_Requirements_. Reproduce the listing below in full and without alteration, apart from its pictures.

Some records

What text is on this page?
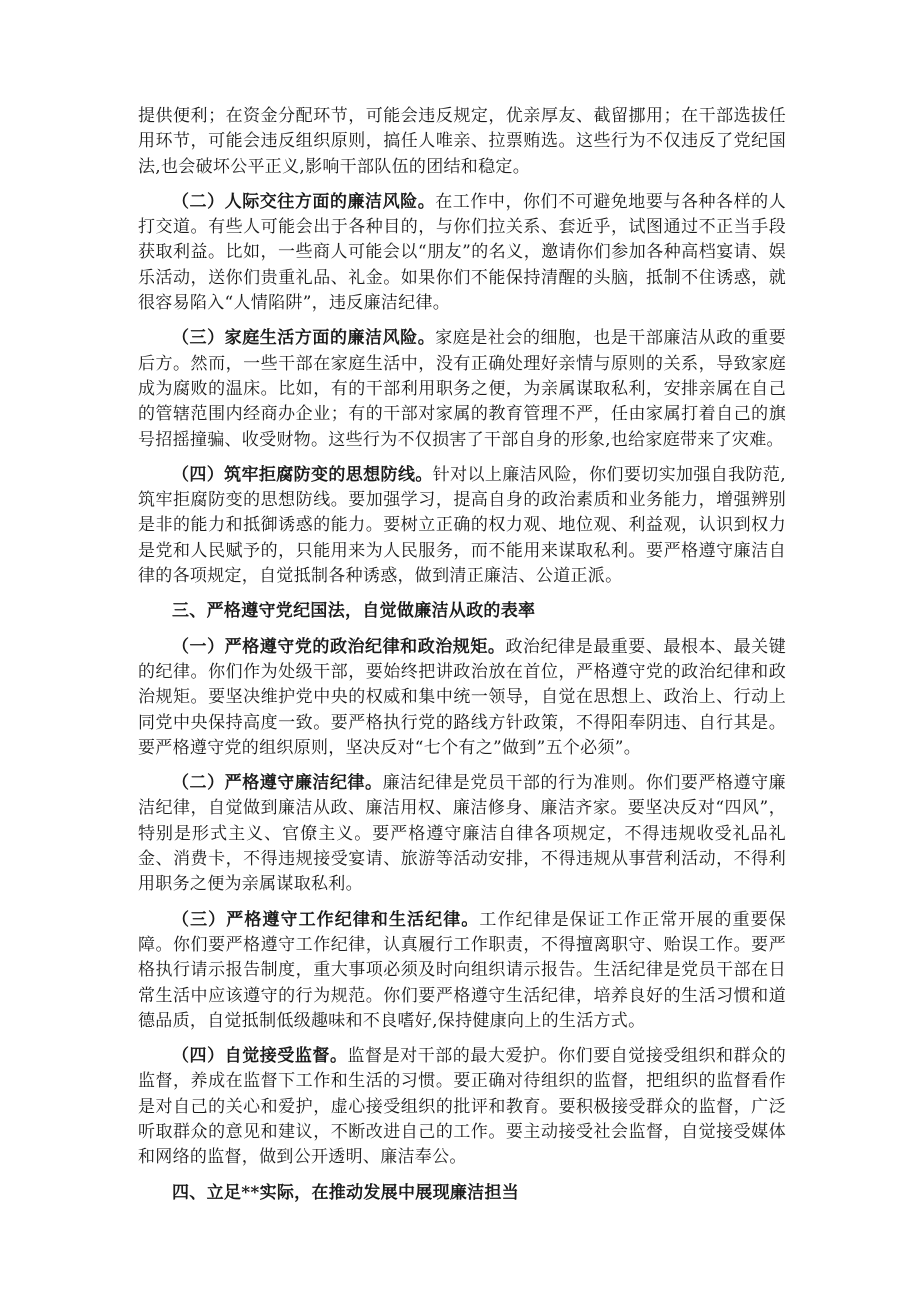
提供便利；在资金分配环节，可能会违反规定，优亲厚友、截留挪用；在干部选拔任用环节，可能会违反组织原则，搞任人唯亲、拉票贿选。这些行为不仅违反了党纪国法,也会破坏公平正义,影响干部队伍的团结和稳定。

（二）人际交往方面的廉洁风险。在工作中，你们不可避免地要与各种各样的人打交道。有些人可能会出于各种目的，与你们拉关系、套近乎，试图通过不正当手段获取利益。比如，一些商人可能会以“朋友”的名义，邀请你们参加各种高档宴请、娱乐活动，送你们贵重礼品、礼金。如果你们不能保持清醒的头脑，抵制不住诱惑，就很容易陷入“人情陷阱”，违反廉洁纪律。

（三）家庭生活方面的廉洁风险。家庭是社会的细胞，也是干部廉洁从政的重要后方。然而，一些干部在家庭生活中，没有正确处理好亲情与原则的关系，导致家庭成为腐败的温床。比如，有的干部利用职务之便，为亲属谋取私利，安排亲属在自己的管辖范围内经商办企业；有的干部对家属的教育管理不严，任由家属打着自己的旗号招摇撞骗、收受财物。这些行为不仅损害了干部自身的形象,也给家庭带来了灾难。

（四）筑牢拒腐防变的思想防线。针对以上廉洁风险，你们要切实加强自我防范,筑牢拒腐防变的思想防线。要加强学习，提高自身的政治素质和业务能力，增强辨别是非的能力和抵御诱惑的能力。要树立正确的权力观、地位观、利益观，认识到权力是党和人民赋予的，只能用来为人民服务，而不能用来谋取私利。要严格遵守廉洁自律的各项规定，自觉抵制各种诱惑，做到清正廉洁、公道正派。

三、严格遵守党纪国法，自觉做廉洁从政的表率

（一）严格遵守党的政治纪律和政治规矩。政治纪律是最重要、最根本、最关键的纪律。你们作为处级干部，要始终把讲政治放在首位，严格遵守党的政治纪律和政治规矩。要坚决维护党中央的权威和集中统一领导，自觉在思想上、政治上、行动上同党中央保持高度一致。要严格执行党的路线方针政策，不得阳奉阴违、自行其是。要严格遵守党的组织原则，坚决反对“七个有之”做到”五个必须”。

（二）严格遵守廉洁纪律。廉洁纪律是党员干部的行为准则。你们要严格遵守廉洁纪律，自觉做到廉洁从政、廉洁用权、廉洁修身、廉洁齐家。要坚决反对“四风”，特别是形式主义、官僚主义。要严格遵守廉洁自律各项规定，不得违规收受礼品礼金、消费卡，不得违规接受宴请、旅游等活动安排，不得违规从事营利活动，不得利用职务之便为亲属谋取私利。

（三）严格遵守工作纪律和生活纪律。工作纪律是保证工作正常开展的重要保障。你们要严格遵守工作纪律，认真履行工作职责，不得擅离职守、贻误工作。要严格执行请示报告制度，重大事项必须及时向组织请示报告。生活纪律是党员干部在日常生活中应该遵守的行为规范。你们要严格遵守生活纪律，培养良好的生活习惯和道德品质，自觉抵制低级趣味和不良嗜好,保持健康向上的生活方式。

（四）自觉接受监督。监督是对干部的最大爱护。你们要自觉接受组织和群众的监督，养成在监督下工作和生活的习惯。要正确对待组织的监督，把组织的监督看作是对自己的关心和爱护，虚心接受组织的批评和教育。要积极接受群众的监督，广泛听取群众的意见和建议，不断改进自己的工作。要主动接受社会监督，自觉接受媒体和网络的监督，做到公开透明、廉洁奉公。

四、立足**实际，在推动发展中展现廉洁担当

_Exercise answer_.
What text is on this page?
提供便利；在资金分配环节，可能会违反规定，优亲厚友、截留挪用；在干部选拔任用环节，可能会违反组织原则，搞任人唯亲、拉票贿选。这些行为不仅违反了党纪国法,也会破坏公平正义,影响干部队伍的团结和稳定。

（二）人际交往方面的廉洁风险。在工作中，你们不可避免地要与各种各样的人打交道。有些人可能会出于各种目的，与你们拉关系、套近乎，试图通过不正当手段获取利益。比如，一些商人可能会以“朋友”的名义，邀请你们参加各种高档宴请、娱乐活动，送你们贵重礼品、礼金。如果你们不能保持清醒的头脑，抵制不住诱惑，就很容易陷入“人情陷阱”，违反廉洁纪律。

（三）家庭生活方面的廉洁风险。家庭是社会的细胞，也是干部廉洁从政的重要后方。然而，一些干部在家庭生活中，没有正确处理好亲情与原则的关系，导致家庭成为腐败的温床。比如，有的干部利用职务之便，为亲属谋取私利，安排亲属在自己的管辖范围内经商办企业；有的干部对家属的教育管理不严，任由家属打着自己的旗号招摇撞骗、收受财物。这些行为不仅损害了干部自身的形象,也给家庭带来了灾难。

（四）筑牢拒腐防变的思想防线。针对以上廉洁风险，你们要切实加强自我防范,筑牢拒腐防变的思想防线。要加强学习，提高自身的政治素质和业务能力，增强辨别是非的能力和抵御诱惑的能力。要树立正确的权力观、地位观、利益观，认识到权力是党和人民赋予的，只能用来为人民服务，而不能用来谋取私利。要严格遵守廉洁自律的各项规定，自觉抵制各种诱惑，做到清正廉洁、公道正派。

三、严格遵守党纪国法，自觉做廉洁从政的表率

（一）严格遵守党的政治纪律和政治规矩。政治纪律是最重要、最根本、最关键的纪律。你们作为处级干部，要始终把讲政治放在首位，严格遵守党的政治纪律和政治规矩。要坚决维护党中央的权威和集中统一领导，自觉在思想上、政治上、行动上同党中央保持高度一致。要严格执行党的路线方针政策，不得阳奉阴违、自行其是。要严格遵守党的组织原则，坚决反对“七个有之”做到”五个必须”。

（二）严格遵守廉洁纪律。廉洁纪律是党员干部的行为准则。你们要严格遵守廉洁纪律，自觉做到廉洁从政、廉洁用权、廉洁修身、廉洁齐家。要坚决反对“四风”，特别是形式主义、官僚主义。要严格遵守廉洁自律各项规定，不得违规收受礼品礼金、消费卡，不得违规接受宴请、旅游等活动安排，不得违规从事营利活动，不得利用职务之便为亲属谋取私利。

（三）严格遵守工作纪律和生活纪律。工作纪律是保证工作正常开展的重要保障。你们要严格遵守工作纪律，认真履行工作职责，不得擅离职守、贻误工作。要严格执行请示报告制度，重大事项必须及时向组织请示报告。生活纪律是党员干部在日常生活中应该遵守的行为规范。你们要严格遵守生活纪律，培养良好的生活习惯和道德品质，自觉抵制低级趣味和不良嗜好,保持健康向上的生活方式。

（四）自觉接受监督。监督是对干部的最大爱护。你们要自觉接受组织和群众的监督，养成在监督下工作和生活的习惯。要正确对待组织的监督，把组织的监督看作是对自己的关心和爱护，虚心接受组织的批评和教育。要积极接受群众的监督，广泛听取群众的意见和建议，不断改进自己的工作。要主动接受社会监督，自觉接受媒体和网络的监督，做到公开透明、廉洁奉公。

四、立足**实际，在推动发展中展现廉洁担当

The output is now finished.